Set task
Pull out every line from the listing that has the word "системы".

***** Supplied data

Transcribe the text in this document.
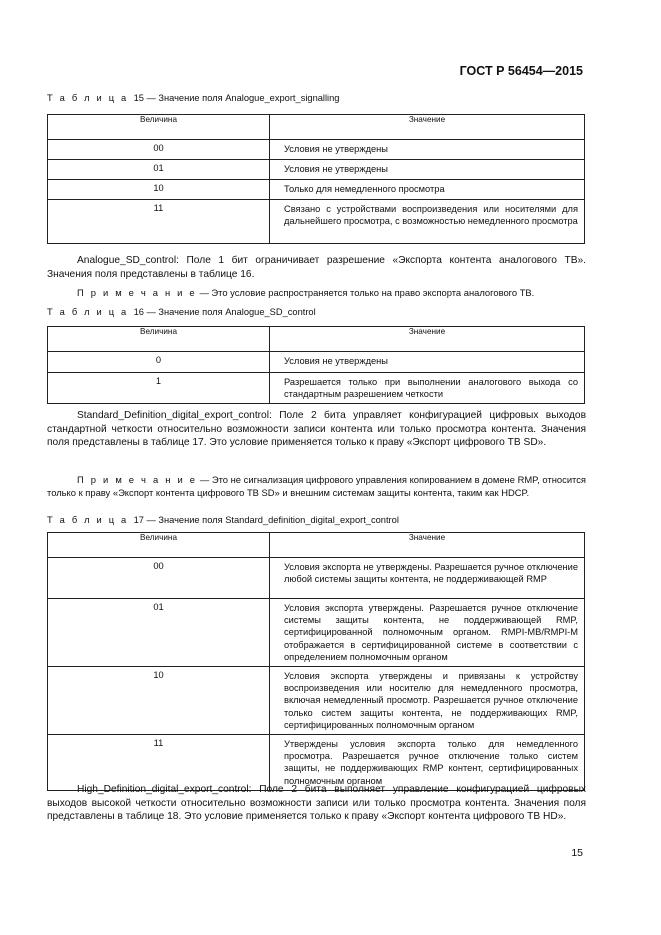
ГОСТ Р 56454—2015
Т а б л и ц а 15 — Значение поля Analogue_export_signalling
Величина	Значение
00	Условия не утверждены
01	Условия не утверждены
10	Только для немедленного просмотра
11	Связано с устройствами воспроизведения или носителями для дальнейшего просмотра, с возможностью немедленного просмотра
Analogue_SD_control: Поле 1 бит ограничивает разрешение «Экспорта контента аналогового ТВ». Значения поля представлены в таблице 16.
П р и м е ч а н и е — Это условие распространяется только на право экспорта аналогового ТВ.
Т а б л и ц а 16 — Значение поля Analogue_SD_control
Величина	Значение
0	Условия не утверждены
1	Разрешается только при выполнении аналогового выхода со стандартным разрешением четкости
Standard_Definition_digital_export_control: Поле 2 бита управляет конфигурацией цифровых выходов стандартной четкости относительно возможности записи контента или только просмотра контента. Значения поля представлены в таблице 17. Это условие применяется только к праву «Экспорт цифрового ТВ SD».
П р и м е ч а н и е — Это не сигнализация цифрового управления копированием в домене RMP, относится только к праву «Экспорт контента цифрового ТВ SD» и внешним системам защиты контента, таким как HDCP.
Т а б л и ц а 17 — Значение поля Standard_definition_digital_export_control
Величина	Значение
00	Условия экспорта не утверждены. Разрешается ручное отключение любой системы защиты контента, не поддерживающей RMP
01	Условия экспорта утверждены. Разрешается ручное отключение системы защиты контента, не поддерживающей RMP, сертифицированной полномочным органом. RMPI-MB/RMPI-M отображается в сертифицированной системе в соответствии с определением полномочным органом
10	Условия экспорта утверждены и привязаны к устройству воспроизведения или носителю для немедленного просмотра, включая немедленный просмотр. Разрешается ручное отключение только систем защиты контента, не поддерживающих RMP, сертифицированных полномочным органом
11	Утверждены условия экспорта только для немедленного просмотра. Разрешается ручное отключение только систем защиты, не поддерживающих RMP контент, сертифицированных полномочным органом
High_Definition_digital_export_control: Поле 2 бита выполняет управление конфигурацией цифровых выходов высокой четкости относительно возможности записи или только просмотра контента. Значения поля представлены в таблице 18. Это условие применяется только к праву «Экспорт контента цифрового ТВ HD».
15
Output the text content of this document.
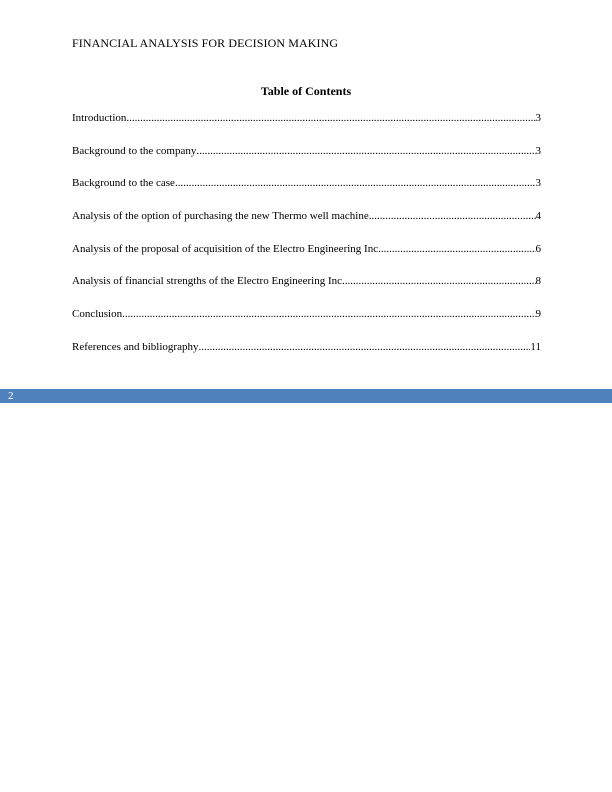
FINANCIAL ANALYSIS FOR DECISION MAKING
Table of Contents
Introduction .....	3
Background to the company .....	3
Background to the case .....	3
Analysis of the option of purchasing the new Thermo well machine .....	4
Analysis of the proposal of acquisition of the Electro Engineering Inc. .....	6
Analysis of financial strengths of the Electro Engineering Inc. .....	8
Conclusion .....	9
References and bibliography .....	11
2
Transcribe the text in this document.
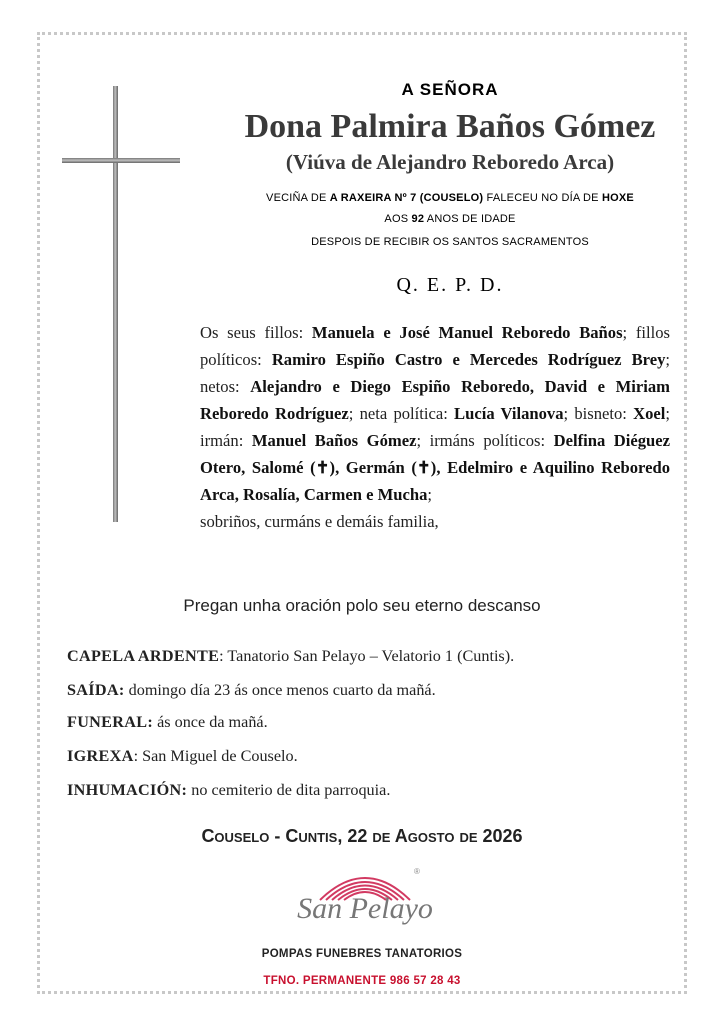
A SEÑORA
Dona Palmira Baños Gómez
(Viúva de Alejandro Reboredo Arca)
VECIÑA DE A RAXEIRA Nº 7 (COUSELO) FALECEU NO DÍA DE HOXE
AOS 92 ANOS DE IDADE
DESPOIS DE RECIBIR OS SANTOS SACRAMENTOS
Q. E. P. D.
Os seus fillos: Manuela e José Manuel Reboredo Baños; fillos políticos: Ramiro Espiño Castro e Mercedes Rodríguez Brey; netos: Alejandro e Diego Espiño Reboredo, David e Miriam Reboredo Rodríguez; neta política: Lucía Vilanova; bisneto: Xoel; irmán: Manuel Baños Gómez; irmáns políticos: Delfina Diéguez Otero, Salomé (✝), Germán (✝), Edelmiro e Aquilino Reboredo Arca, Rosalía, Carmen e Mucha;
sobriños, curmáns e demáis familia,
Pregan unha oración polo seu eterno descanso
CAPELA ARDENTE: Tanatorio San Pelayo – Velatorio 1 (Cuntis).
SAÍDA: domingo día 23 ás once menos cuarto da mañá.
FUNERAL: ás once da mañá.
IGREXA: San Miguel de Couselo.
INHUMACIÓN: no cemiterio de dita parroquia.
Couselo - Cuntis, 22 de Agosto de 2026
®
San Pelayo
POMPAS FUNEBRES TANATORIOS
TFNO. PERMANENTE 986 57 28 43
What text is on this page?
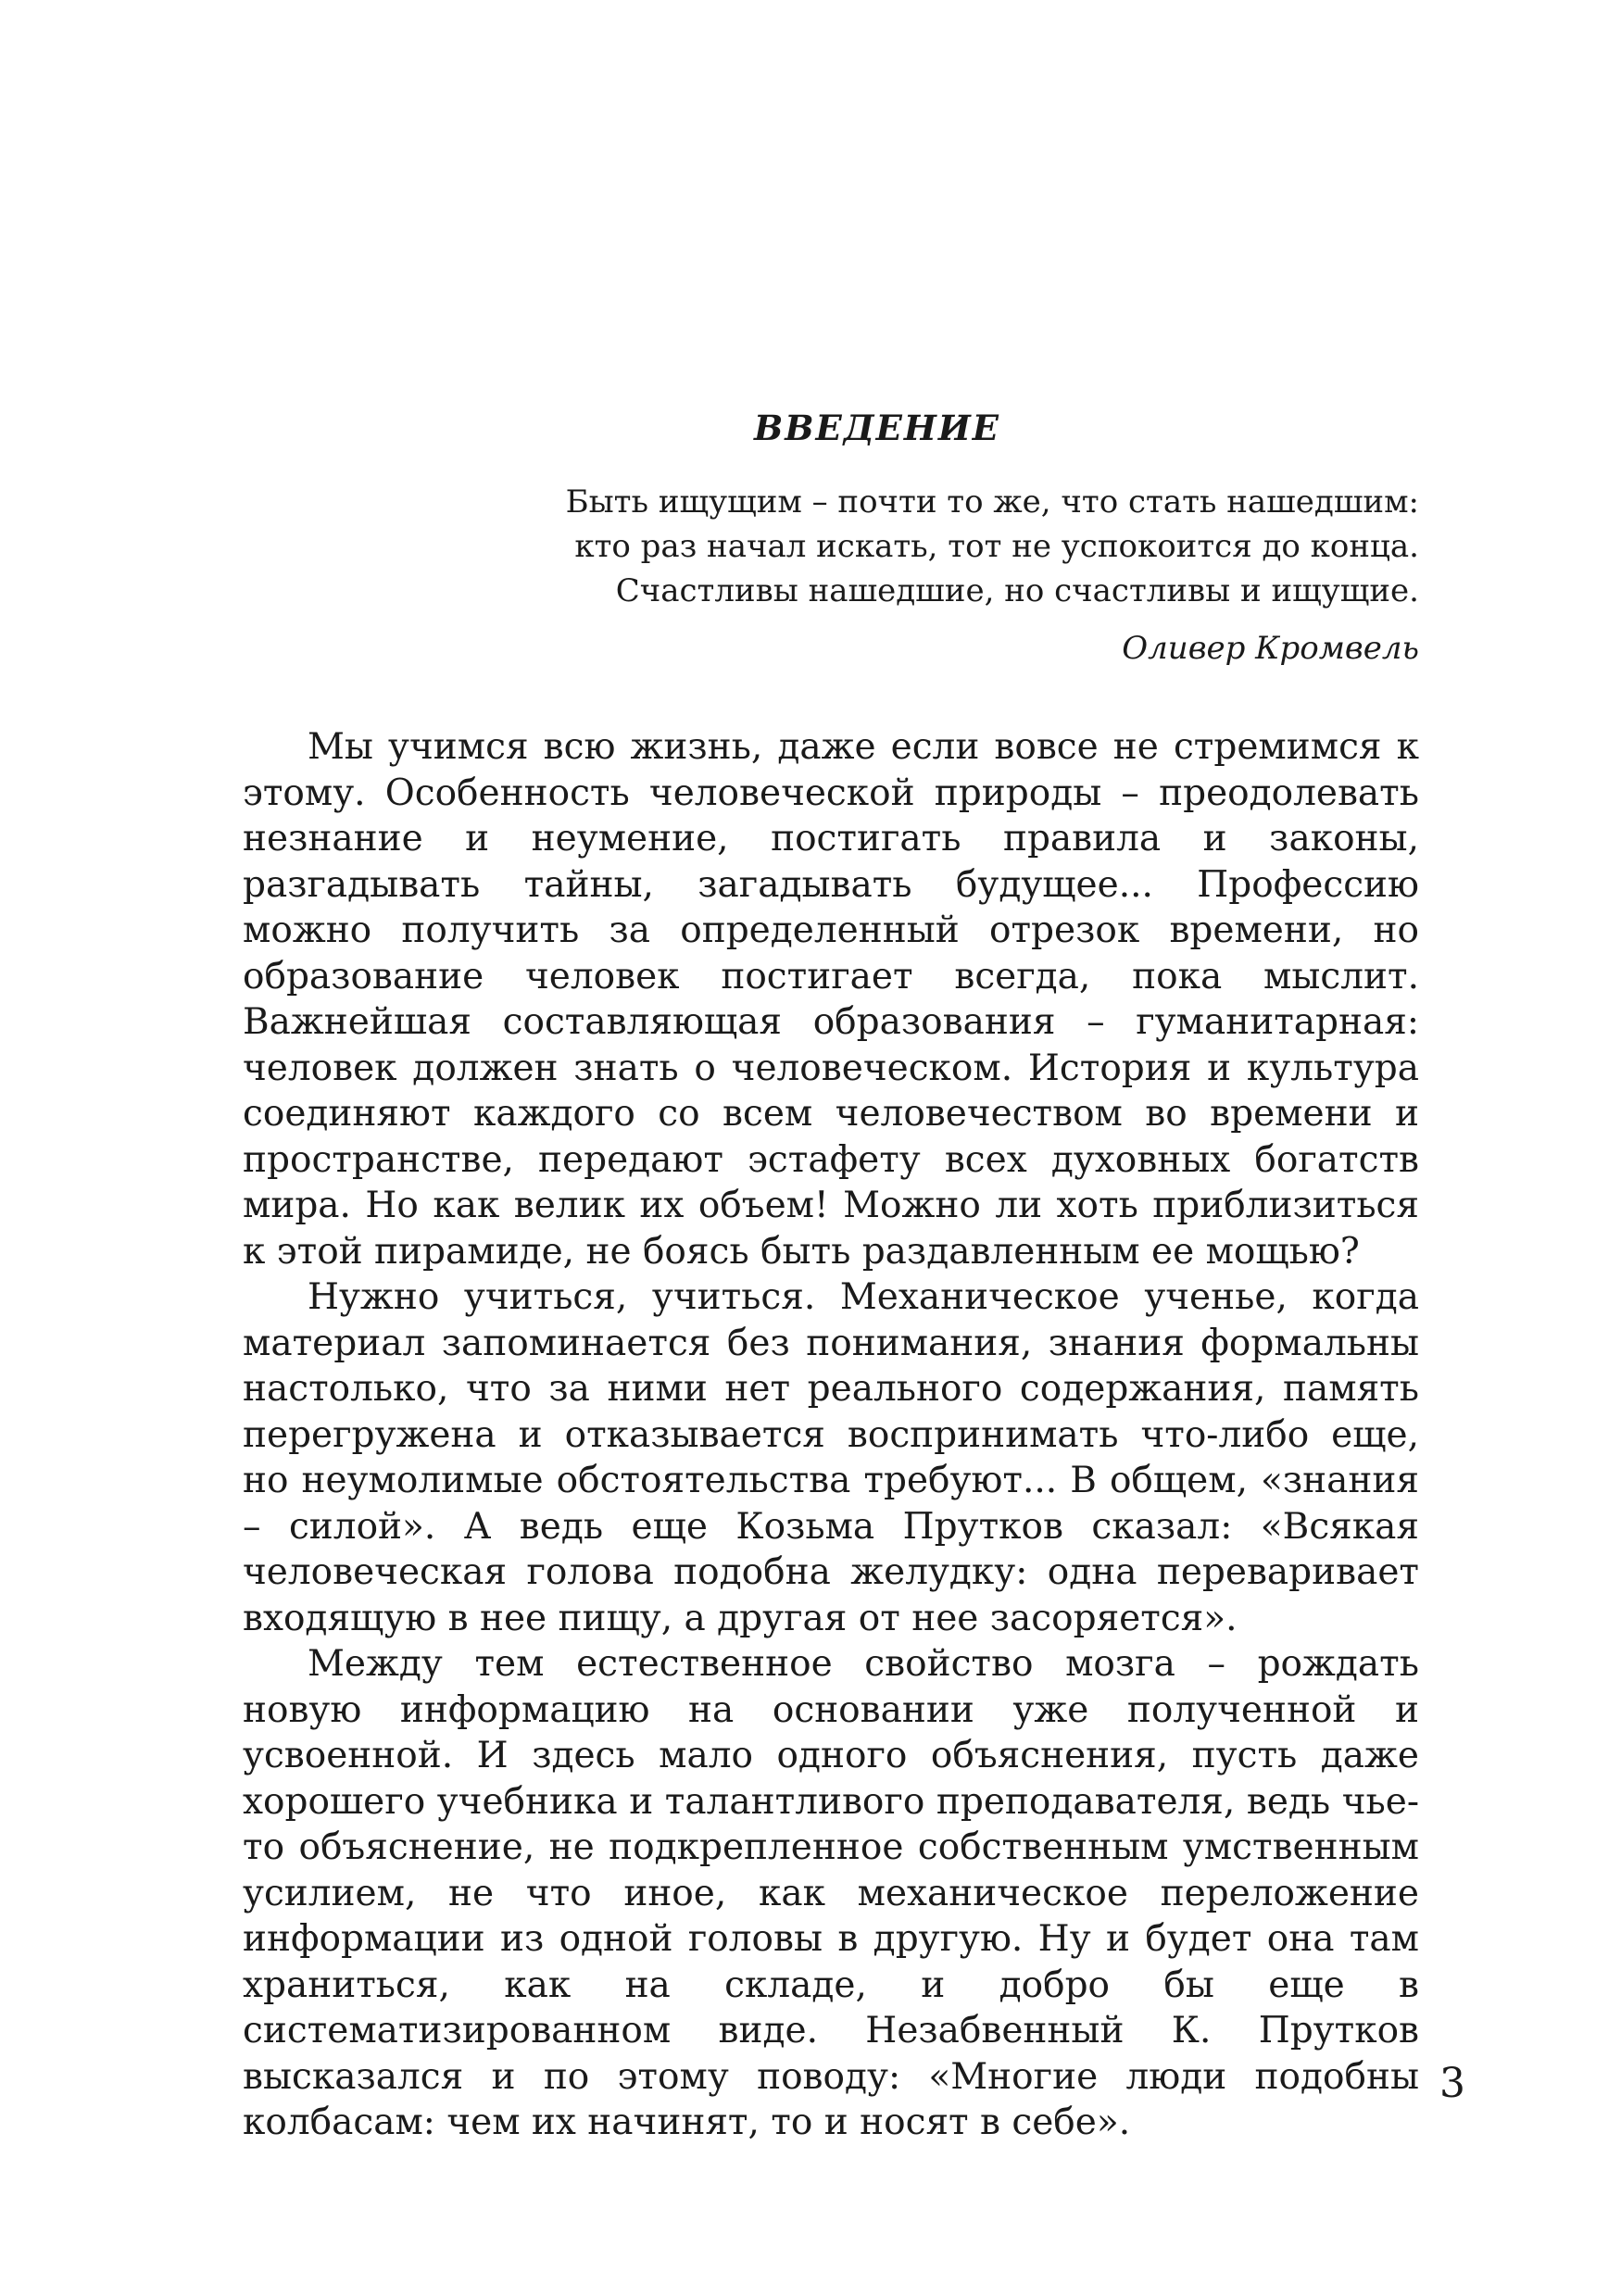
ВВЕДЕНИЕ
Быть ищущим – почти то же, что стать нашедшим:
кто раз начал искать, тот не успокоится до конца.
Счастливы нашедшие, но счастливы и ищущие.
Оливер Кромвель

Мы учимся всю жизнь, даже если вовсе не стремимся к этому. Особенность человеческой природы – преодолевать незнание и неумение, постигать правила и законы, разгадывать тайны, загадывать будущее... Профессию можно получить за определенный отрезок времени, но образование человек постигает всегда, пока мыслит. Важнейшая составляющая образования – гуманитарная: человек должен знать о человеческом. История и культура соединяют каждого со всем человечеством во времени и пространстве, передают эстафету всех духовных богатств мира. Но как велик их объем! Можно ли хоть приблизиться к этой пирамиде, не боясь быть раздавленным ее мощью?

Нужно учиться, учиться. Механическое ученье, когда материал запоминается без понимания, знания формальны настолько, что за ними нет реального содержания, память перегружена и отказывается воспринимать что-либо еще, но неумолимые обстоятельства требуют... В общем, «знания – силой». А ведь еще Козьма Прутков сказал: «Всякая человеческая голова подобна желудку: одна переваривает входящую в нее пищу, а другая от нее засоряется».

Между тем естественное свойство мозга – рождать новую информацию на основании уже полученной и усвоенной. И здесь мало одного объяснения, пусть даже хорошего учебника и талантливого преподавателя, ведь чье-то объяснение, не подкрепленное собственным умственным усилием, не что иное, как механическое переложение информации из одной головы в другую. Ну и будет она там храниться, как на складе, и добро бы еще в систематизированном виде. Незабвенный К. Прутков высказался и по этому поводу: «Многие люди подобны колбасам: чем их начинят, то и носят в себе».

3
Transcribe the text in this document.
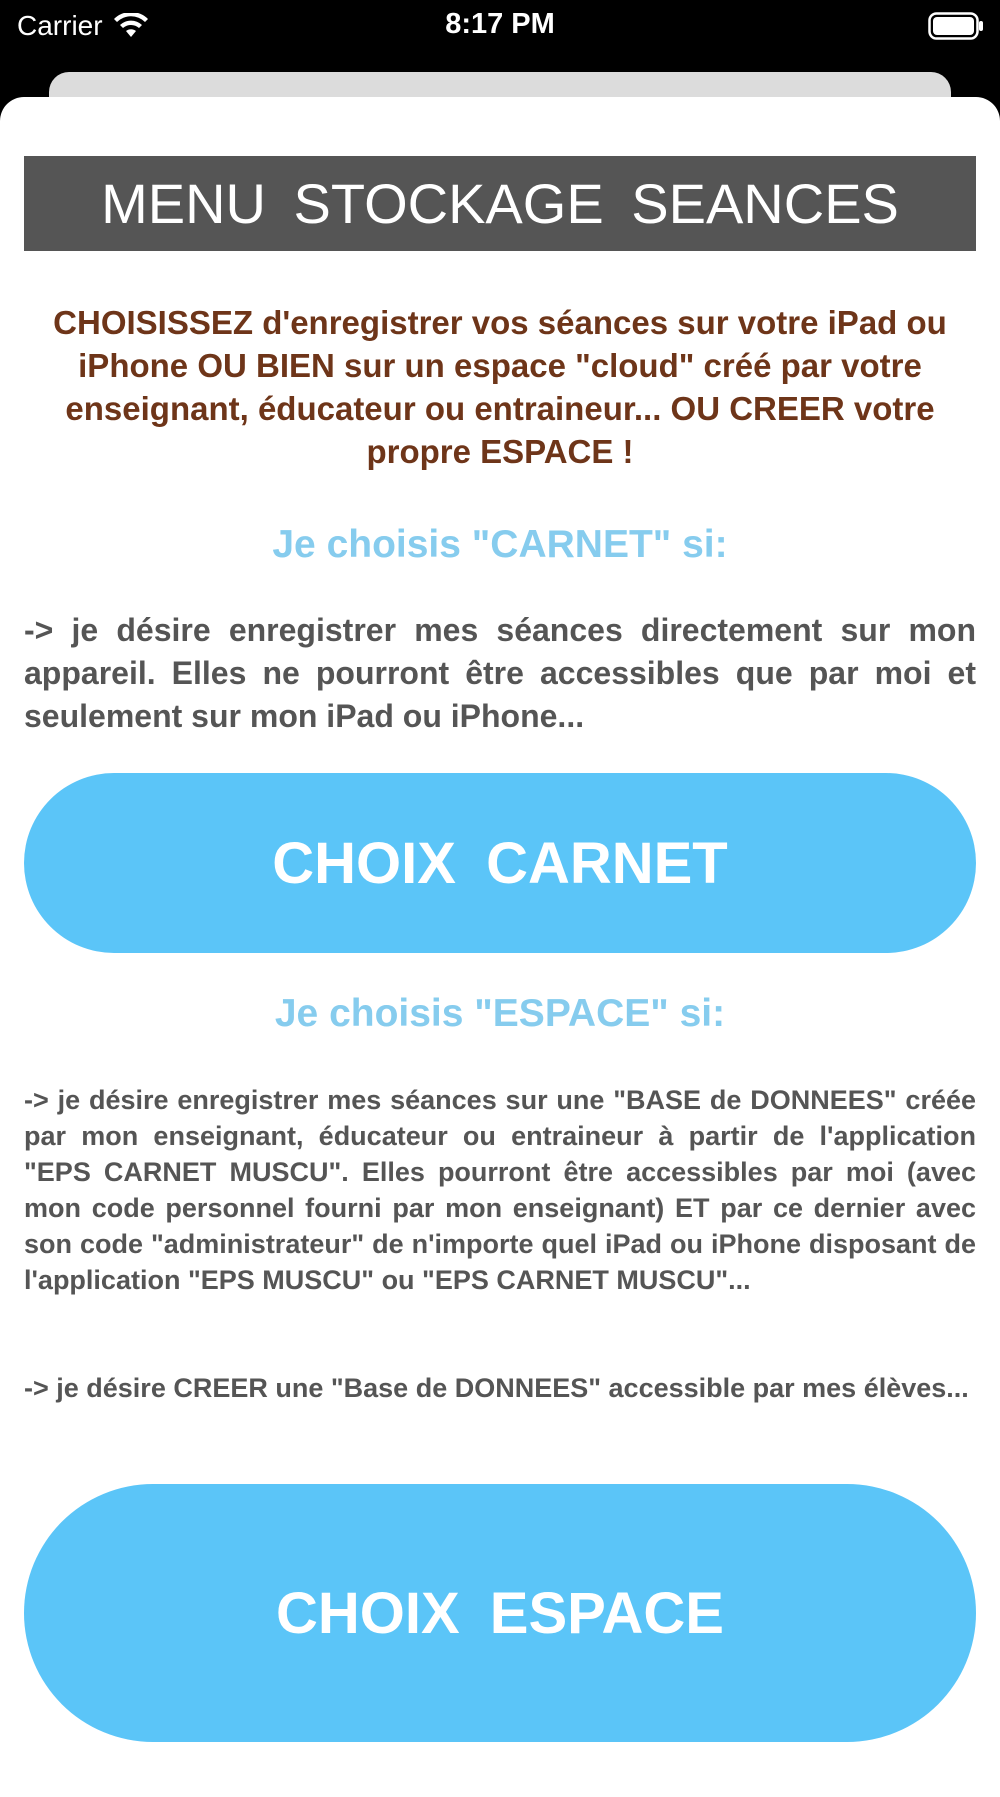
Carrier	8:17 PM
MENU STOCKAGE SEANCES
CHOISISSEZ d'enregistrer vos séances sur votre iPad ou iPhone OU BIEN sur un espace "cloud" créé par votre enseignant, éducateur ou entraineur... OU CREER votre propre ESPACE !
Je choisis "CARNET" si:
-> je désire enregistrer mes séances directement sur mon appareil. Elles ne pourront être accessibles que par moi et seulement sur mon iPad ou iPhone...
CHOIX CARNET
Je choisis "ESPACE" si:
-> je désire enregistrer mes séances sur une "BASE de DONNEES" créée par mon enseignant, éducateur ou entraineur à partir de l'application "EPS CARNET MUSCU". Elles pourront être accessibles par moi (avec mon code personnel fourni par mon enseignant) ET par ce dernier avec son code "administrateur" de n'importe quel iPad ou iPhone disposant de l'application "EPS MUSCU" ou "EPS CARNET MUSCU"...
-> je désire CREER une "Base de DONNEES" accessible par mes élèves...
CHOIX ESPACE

**********

Written answer
00	Условия экспорта не утверждены. Разрешается ручное отключение любой системы защиты контента, не поддерживающей RMP
01	Условия экспорта утверждены. Разрешается ручное отключение системы защиты контента, не поддерживающей RMP, сертифицированной полномочным органом. RMPI-MB/RMPI-M отображается в сертифицированной системе в соответствии с определением полномочным органом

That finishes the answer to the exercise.